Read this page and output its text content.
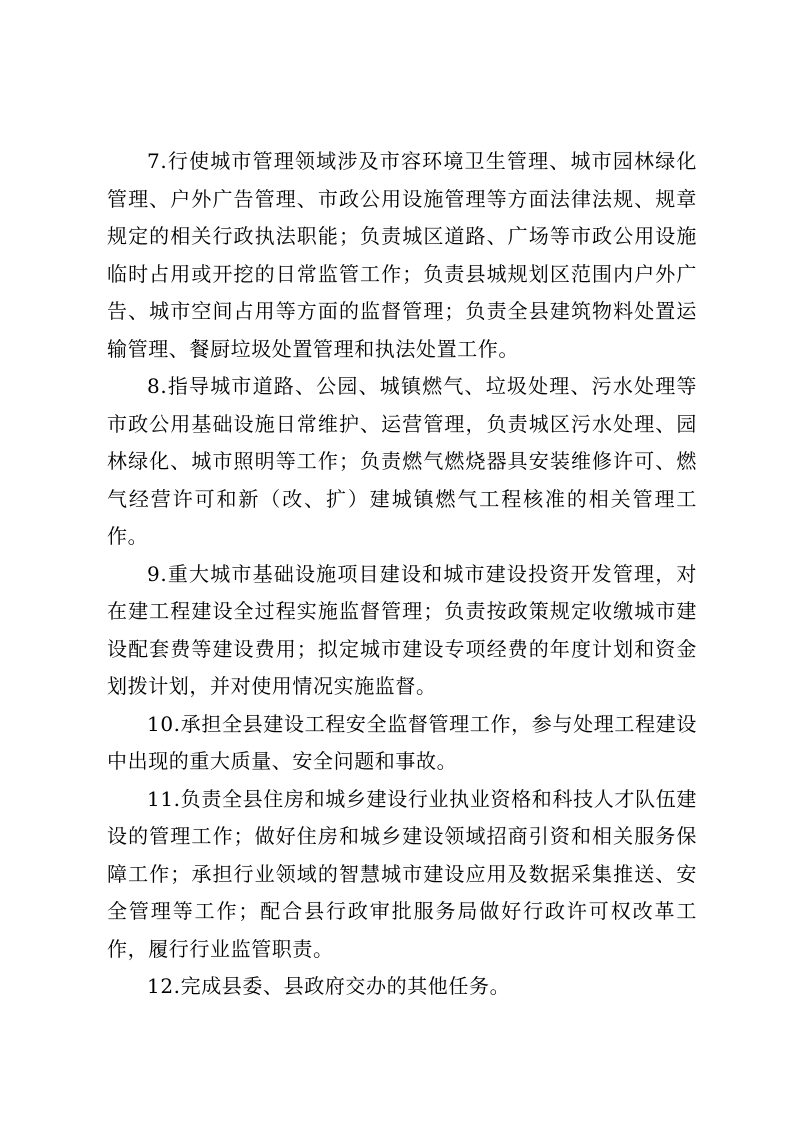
7.行使城市管理领域涉及市容环境卫生管理、城市园林绿化管理、户外广告管理、市政公用设施管理等方面法律法规、规章规定的相关行政执法职能；负责城区道路、广场等市政公用设施临时占用或开挖的日常监管工作；负责县城规划区范围内户外广告、城市空间占用等方面的监督管理；负责全县建筑物料处置运输管理、餐厨垃圾处置管理和执法处置工作。

8.指导城市道路、公园、城镇燃气、垃圾处理、污水处理等市政公用基础设施日常维护、运营管理，负责城区污水处理、园林绿化、城市照明等工作；负责燃气燃烧器具安装维修许可、燃气经营许可和新（改、扩）建城镇燃气工程核准的相关管理工作。

9.重大城市基础设施项目建设和城市建设投资开发管理，对在建工程建设全过程实施监督管理；负责按政策规定收缴城市建设配套费等建设费用；拟定城市建设专项经费的年度计划和资金划拨计划，并对使用情况实施监督。

10.承担全县建设工程安全监督管理工作，参与处理工程建设中出现的重大质量、安全问题和事故。

11.负责全县住房和城乡建设行业执业资格和科技人才队伍建设的管理工作；做好住房和城乡建设领域招商引资和相关服务保障工作；承担行业领域的智慧城市建设应用及数据采集推送、安全管理等工作；配合县行政审批服务局做好行政许可权改革工作，履行行业监管职责。

12.完成县委、县政府交办的其他任务。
* * *
Repeat every record precisely. Any picture among them stays out of the copy.

Read this page and output its text content.
7.行使城市管理领域涉及市容环境卫生管理、城市园林绿化管理、户外广告管理、市政公用设施管理等方面法律法规、规章规定的相关行政执法职能；负责城区道路、广场等市政公用设施临时占用或开挖的日常监管工作；负责县城规划区范围内户外广告、城市空间占用等方面的监督管理；负责全县建筑物料处置运输管理、餐厨垃圾处置管理和执法处置工作。

8.指导城市道路、公园、城镇燃气、垃圾处理、污水处理等市政公用基础设施日常维护、运营管理，负责城区污水处理、园林绿化、城市照明等工作；负责燃气燃烧器具安装维修许可、燃气经营许可和新（改、扩）建城镇燃气工程核准的相关管理工作。

9.重大城市基础设施项目建设和城市建设投资开发管理，对在建工程建设全过程实施监督管理；负责按政策规定收缴城市建设配套费等建设费用；拟定城市建设专项经费的年度计划和资金划拨计划，并对使用情况实施监督。

10.承担全县建设工程安全监督管理工作，参与处理工程建设中出现的重大质量、安全问题和事故。

11.负责全县住房和城乡建设行业执业资格和科技人才队伍建设的管理工作；做好住房和城乡建设领域招商引资和相关服务保障工作；承担行业领域的智慧城市建设应用及数据采集推送、安全管理等工作；配合县行政审批服务局做好行政许可权改革工作，履行行业监管职责。

12.完成县委、县政府交办的其他任务。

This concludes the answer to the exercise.